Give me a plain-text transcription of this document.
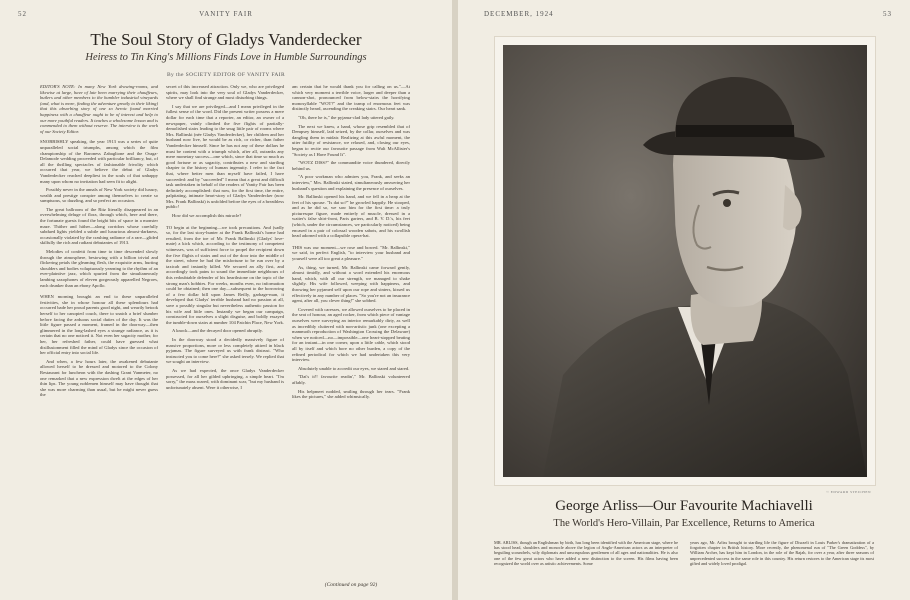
52	VANITY FAIR
The Soul Story of Gladys Vanderdecker
Heiress to Tin King's Millions Finds Love in Humble Surroundings
By the SOCIETY EDITOR OF VANITY FAIR

EDITOR'S NOTE: In many New York drawing-rooms, and likewise at large, have of late been marrying their chauffeurs, butlers and other members to the humbler industrial vineyards (and, what is more, finding the adventure greatly to their liking) that this absorbing story of one so heroic found married happiness with a chauffeur ought to be of interest and help to our more youthful readers. It teaches a wholesome lesson and is commended to them without reserve. The interview is the work of our Society Editor.

SNOBBISHLY speaking, the year 1913 was a series of quite unparalleled social triumphs, among which the film championship of the Baroness Zabaglione and the Oraga-Delamode wedding proceeded with particular brilliancy, but, of all the thrilling spectacles of fashionable frivolity which occurred that year, we believe the debut of Gladys Vanderdecker reached deepliest in the souls of that unhappy many upon whom no invitation had seen fit to alight.

Possibly never in the annals of New York society did luxury, wealth and prestige conspire among themselves to create so sumptuous, so dazzling, and so perfect an occasion.

The great ballroom of the Ritz literally disappeared in an overwhelming deluge of flora, through which, here and there, the fortunate guests found the bright bits of space in a monster maze. Thither and hither—along corridors whose carefully subdued lights yielded a subtle and luxurious almost-darkness, occasionally violated by the crashing radiance of a rare—glided skilfully the rich and radiant debutantes of 1913.

Melodies of confetti from time to time descended slowly through the atmosphere, bestowing with a billion trivial and flickering petals the gleaming flesh, the exquisite arms, hurting shoulders and bodies voluptuously yearning to the rhythm of an ever-plaintive jazz, which spurted from the simultaneously lambing saxophones of eleven gorgeously apparelled Negroes, each drunker than an ebony Apollo.

WHEN morning brought an end to these unparalleled festivities, she in whose honour all these splendours had occurred bade her proud parents good night, and wearily betook herself to her canopied couch, there to snatch a brief slumber before facing the arduous social duties of the day. It was the little figure passed a moment, framed in the doorway—then glimmered in the long-lashed eyes a strange radiance, as it is certain that no one noticed it. Not even her sagacity mother, for her, her refreshed father, could have guessed what disillusionment filled the mind of Gladys since the occasion of her official entry into social life.

And when, a few hours later, the awakened debutante allowed herself to be dressed and motored to the Colony Restaurant for luncheon with the dashing Grant Vanmeter, no one remarked that a new expression dwelt at the edges of her thin lips. The young noblemen himself may have thought that she was more charming than usual, but he might never guess the

secret of this increased attraction. Only we, who are privileged spirits, may look into the very soul of Gladys Vanderdecker, where we shall find strange and most disturbing things.

I say that we are privileged—and I mean privileged in the fullest sense of the word. Did the present writer possess a mere dollar for each time that a reporter, an editor, an owner of a newspaper, vainly climbed the five flights of partially-demolished stairs leading to the snug little pair of rooms where Mrs. Ballinski (née Gladys Vanderdecker), her children and her husband now live, he would be as rich, or richer, than father Vanderdecker himself. Since he has not any of these dollars he must be content with a triumph which, after all, outranks any mere monetary success—one which, since that time so much as good fortune or as sagacity, contributes a new and startling chapter to the history of human ingenuity. I refer to the fact that, where better men than myself have failed, I have succeeded: and by "succeeded" I mean that a great and difficult task undertaken in behalf of the readers of Vanity Fair has been definitely accomplished: that now, for the first time, the entire, palpitating, intimate heart-story of Gladys Vanderdecker (now Mrs. Frank Ballinski) is unfolded before the eyes of a breathless public!

How did we accomplish this miracle?

TO begin at the beginning—we took precautions. And (sadly so, for the last story-hunter at the Frank Ballinski's home had resulted, from the toe of Mr. Frank Ballinski (Gladys' love-mate) a kick which, according to the testimony of competent witnesses, was of sufficient force to propel the recipient down the five flights of stairs and out of the door into the middle of the street, where he had the misfortune to be run over by a taxicab and instantly killed. We secured an ally first, and accordingly took pains to sound the immediate neighbours of this redoubtable defender of his hearthstone on the topic of the strong man's hobbies. For weeks, months even, no information could be obtained; then one day—subsequent to the borrowing of a few dollar bill upon James Reilly, garbage-man, it developed that Gladys' terrible husband had no passion at all, save a possibly singular but nevertheless authentic passion for his wife and little ones. Instantly we began our campaign, constructed for ourselves a slight disguise, and boldly essayed the tumble-down stairs at number 104 Patchin Place, New York.

A knock—and the decayed door opened abruptly.

In the doorway stood a decidedly massively figure of massive proportions, more or less completely attired in black pyjamas. The figure surveyed us with frank distrust. "Who instructed you to come here?" she asked tersely. We replied that we sought an interview.

As we had expected, the once Gladys Vanderdecker possessed, for all her gilded upbringing, a simple heart. "I'm sorry," the mass roared, with dominant scar, "but my husband is unfortunately absent. Were it otherwise, I

am certain that he would thank you for calling on us."—At which very moment a terrible voice, larger and deeper than a cannon-shot, pronounced from below-stairs the horrifying monosyllable "WOT?" and the tramp of enormous feet was distinctly heard, ascending the creaking stairs. Our heart sank.

"Oh, there he is," the pyjama-clad lady uttered gaily.

The next we knew, a hand, whose grip resembled that of Dempsey himself, laid seized, by the collar, ourselves and was dangling them in midair. Realizing at this awful moment, the utter futility of resistance, we relaxed, and, closing our eyes, began to recite our favourite passage from Walt McAllister's "Society as I Have Found It".

"WOTZ DISS?" the commandite voice thundered, directly behind us.

"A poor workman who admires you, Frank, and seeks an interview," Mrs. Ballinski stated, simultaneously answering her husband's question and explaining the presence of ourselves.

Mr. Ballinski opened his hand, and we fell in a heap at the feet of his spouse. "Is dat so?" he growled happily. He stooped, and as he did so, we saw him for the first time: a truly picturesque figure, made entirely of muscle, dressed in a waiter's false shirt-front, Paris garters, and B. V. D.'s, his feet (which, under the circumstances, we particularly noticed) being encased in a pair of colossal wooden sabots, and his swollish head adorned with a collapsible opera-hat.

THIS was our moment—we rose and bowed. "Mr. Ballinski," we said, in perfect English, "to interview your husband and yourself were all too great a pleasure."

As, thing, we turned, Mr. Ballinski came forward gently, almost timidly, and without a word extended his enormous hand, which, with all our strength, we managed to shake slightly. His wife followed, weeping with happiness, and throwing her pyjamed self upon our rope and sinters, kissed us effectively in any number of places. "So you're not an insurance agent, after all, you clever thing!" she sobbed.

Covered with caresses, we allowed ourselves to be placed in the seat of honour, an aged rocker, from which piece of vantage ourselves were surveying an interior remarkably dirty, as well as incredibly cluttered with non-artistic junk (one excepting a mammoth reproduction of Washington Crossing the Delaware) when we noticed—no—impossible—one heart-stopped beating for an instant—in one corner, upon a little cable, which stood all by itself and which bore no other burden, a copy of the refined periodical for which we had undertaken this very interview.

Absolutely unable to accredit our eyes, we stared and stared.

"Dat's it!! favourite readin'," Mr. Ballinski volunteered affably.

His helpmeet nodded, smiling through her tears. "Frank likes the pictures," she added whimsically.

(Continued on page 92)
DECEMBER, 1924	53
© EDWARD STEICHEN
George Arliss—Our Favourite Machiavelli
The World's Hero-Villain, Par Excellence, Returns to America

MR. ARLISS, though an Englishman by birth, has long been identified with the American stage, where he has stood head, shoulders and monocle above the legion of Anglo-American actors as an interpreter of beguiling scoundrels, wily diplomats and unscrupulous gentlemen of all ages and nationalities. He is also one of the few great actors who have added a new distinction to the screen. His films having been recognized the world over as artistic achievements. Some

years ago, Mr. Arliss brought to startling life the figure of Disraeli in Louis Parker's dramatization of a forgotten chapter in British history. More recently, the phenomenal run of "The Green Goddess", by William Archer, has kept him in London, in the role of the Rajah, for over a year, after three seasons of unprecedented success in the same role in this country. His return restores to the American stage its most gifted and widely loved prodigal.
+++++
» **WHAT YOU NEED TO DO**: Repeat the data exactly, excluding the pictures.

» **ANSWER TO THIS TASK**:
Give me a plain-text transcription of this document.
52	VANITY FAIR
The Soul Story of Gladys Vanderdecker
Heiress to Tin King's Millions Finds Love in Humble Surroundings
By the SOCIETY EDITOR OF VANITY FAIR

EDITOR'S NOTE: In many New York drawing-rooms, and likewise at large, have of late been marrying their chauffeurs, butlers and other members to the humbler industrial vineyards (and, what is more, finding the adventure greatly to their liking) that this absorbing story of one so heroic found married happiness with a chauffeur ought to be of interest and help to our more youthful readers. It teaches a wholesome lesson and is commended to them without reserve. The interview is the work of our Society Editor.

SNOBBISHLY speaking, the year 1913 was a series of quite unparalleled social triumphs, among which the film championship of the Baroness Zabaglione and the Oraga-Delamode wedding proceeded with particular brilliancy, but, of all the thrilling spectacles of fashionable frivolity which occurred that year, we believe the debut of Gladys Vanderdecker reached deepliest in the souls of that unhappy many upon whom no invitation had seen fit to alight.

Possibly never in the annals of New York society did luxury, wealth and prestige conspire among themselves to create so sumptuous, so dazzling, and so perfect an occasion.

The great ballroom of the Ritz literally disappeared in an overwhelming deluge of flora, through which, here and there, the fortunate guests found the bright bits of space in a monster maze. Thither and hither—along corridors whose carefully subdued lights yielded a subtle and luxurious almost-darkness, occasionally violated by the crashing radiance of a rare—glided skilfully the rich and radiant debutantes of 1913.

Melodies of confetti from time to time descended slowly through the atmosphere, bestowing with a billion trivial and flickering petals the gleaming flesh, the exquisite arms, hurting shoulders and bodies voluptuously yearning to the rhythm of an ever-plaintive jazz, which spurted from the simultaneously lambing saxophones of eleven gorgeously apparelled Negroes, each drunker than an ebony Apollo.

WHEN morning brought an end to these unparalleled festivities, she in whose honour all these splendours had occurred bade her proud parents good night, and wearily betook herself to her canopied couch, there to snatch a brief slumber before facing the arduous social duties of the day. It was the little figure passed a moment, framed in the doorway—then glimmered in the long-lashed eyes a strange radiance, as it is certain that no one noticed it. Not even her sagacity mother, for her, her refreshed father, could have guessed what disillusionment filled the mind of Gladys since the occasion of her official entry into social life.

And when, a few hours later, the awakened debutante allowed herself to be dressed and motored to the Colony Restaurant for luncheon with the dashing Grant Vanmeter, no one remarked that a new expression dwelt at the edges of her thin lips. The young noblemen himself may have thought that she was more charming than usual, but he might never guess the

secret of this increased attraction. Only we, who are privileged spirits, may look into the very soul of Gladys Vanderdecker, where we shall find strange and most disturbing things.

I say that we are privileged—and I mean privileged in the fullest sense of the word. Did the present writer possess a mere dollar for each time that a reporter, an editor, an owner of a newspaper, vainly climbed the five flights of partially-demolished stairs leading to the snug little pair of rooms where Mrs. Ballinski (née Gladys Vanderdecker), her children and her husband now live, he would be as rich, or richer, than father Vanderdecker himself. Since he has not any of these dollars he must be content with a triumph which, after all, outranks any mere monetary success—one which, since that time so much as good fortune or as sagacity, contributes a new and startling chapter to the history of human ingenuity. I refer to the fact that, where better men than myself have failed, I have succeeded: and by "succeeded" I mean that a great and difficult task undertaken in behalf of the readers of Vanity Fair has been definitely accomplished: that now, for the first time, the entire, palpitating, intimate heart-story of Gladys Vanderdecker (now Mrs. Frank Ballinski) is unfolded before the eyes of a breathless public!

How did we accomplish this miracle?

TO begin at the beginning—we took precautions. And (sadly so, for the last story-hunter at the Frank Ballinski's home had resulted, from the toe of Mr. Frank Ballinski (Gladys' love-mate) a kick which, according to the testimony of competent witnesses, was of sufficient force to propel the recipient down the five flights of stairs and out of the door into the middle of the street, where he had the misfortune to be run over by a taxicab and instantly killed. We secured an ally first, and accordingly took pains to sound the immediate neighbours of this redoubtable defender of his hearthstone on the topic of the strong man's hobbies. For weeks, months even, no information could be obtained; then one day—subsequent to the borrowing of a few dollar bill upon James Reilly, garbage-man, it developed that Gladys' terrible husband had no passion at all, save a possibly singular but nevertheless authentic passion for his wife and little ones. Instantly we began our campaign, constructed for ourselves a slight disguise, and boldly essayed the tumble-down stairs at number 104 Patchin Place, New York.

A knock—and the decayed door opened abruptly.

In the doorway stood a decidedly massively figure of massive proportions, more or less completely attired in black pyjamas. The figure surveyed us with frank distrust. "Who instructed you to come here?" she asked tersely. We replied that we sought an interview.

As we had expected, the once Gladys Vanderdecker possessed, for all her gilded upbringing, a simple heart. "I'm sorry," the mass roared, with dominant scar, "but my husband is unfortunately absent. Were it otherwise, I

am certain that he would thank you for calling on us."—At which very moment a terrible voice, larger and deeper than a cannon-shot, pronounced from below-stairs the horrifying monosyllable "WOT?" and the tramp of enormous feet was distinctly heard, ascending the creaking stairs. Our heart sank.

"Oh, there he is," the pyjama-clad lady uttered gaily.

The next we knew, a hand, whose grip resembled that of Dempsey himself, laid seized, by the collar, ourselves and was dangling them in midair. Realizing at this awful moment, the utter futility of resistance, we relaxed, and, closing our eyes, began to recite our favourite passage from Walt McAllister's "Society as I Have Found It".

"WOTZ DISS?" the commandite voice thundered, directly behind us.

"A poor workman who admires you, Frank, and seeks an interview," Mrs. Ballinski stated, simultaneously answering her husband's question and explaining the presence of ourselves.

Mr. Ballinski opened his hand, and we fell in a heap at the feet of his spouse. "Is dat so?" he growled happily. He stooped, and as he did so, we saw him for the first time: a truly picturesque figure, made entirely of muscle, dressed in a waiter's false shirt-front, Paris garters, and B. V. D.'s, his feet (which, under the circumstances, we particularly noticed) being encased in a pair of colossal wooden sabots, and his swollish head adorned with a collapsible opera-hat.

THIS was our moment—we rose and bowed. "Mr. Ballinski," we said, in perfect English, "to interview your husband and yourself were all too great a pleasure."

As, thing, we turned, Mr. Ballinski came forward gently, almost timidly, and without a word extended his enormous hand, which, with all our strength, we managed to shake slightly. His wife followed, weeping with happiness, and throwing her pyjamed self upon our rope and sinters, kissed us effectively in any number of places. "So you're not an insurance agent, after all, you clever thing!" she sobbed.

Covered with caresses, we allowed ourselves to be placed in the seat of honour, an aged rocker, from which piece of vantage ourselves were surveying an interior remarkably dirty, as well as incredibly cluttered with non-artistic junk (one excepting a mammoth reproduction of Washington Crossing the Delaware) when we noticed—no—impossible—one heart-stopped beating for an instant—in one corner, upon a little cable, which stood all by itself and which bore no other burden, a copy of the refined periodical for which we had undertaken this very interview.

Absolutely unable to accredit our eyes, we stared and stared.

"Dat's it!! favourite readin'," Mr. Ballinski volunteered affably.

His helpmeet nodded, smiling through her tears. "Frank likes the pictures," she added whimsically.

(Continued on page 92)
DECEMBER, 1924	53
© EDWARD STEICHEN
George Arliss—Our Favourite Machiavelli
The World's Hero-Villain, Par Excellence, Returns to America

MR. ARLISS, though an Englishman by birth, has long been identified with the American stage, where he has stood head, shoulders and monocle above the legion of Anglo-American actors as an interpreter of beguiling scoundrels, wily diplomats and unscrupulous gentlemen of all ages and nationalities. He is also one of the few great actors who have added a new distinction to the screen. His films having been recognized the world over as artistic achievements. Some

years ago, Mr. Arliss brought to startling life the figure of Disraeli in Louis Parker's dramatization of a forgotten chapter in British history. More recently, the phenomenal run of "The Green Goddess", by William Archer, has kept him in London, in the role of the Rajah, for over a year, after three seasons of unprecedented success in the same role in this country. His return restores to the American stage its most gifted and widely loved prodigal.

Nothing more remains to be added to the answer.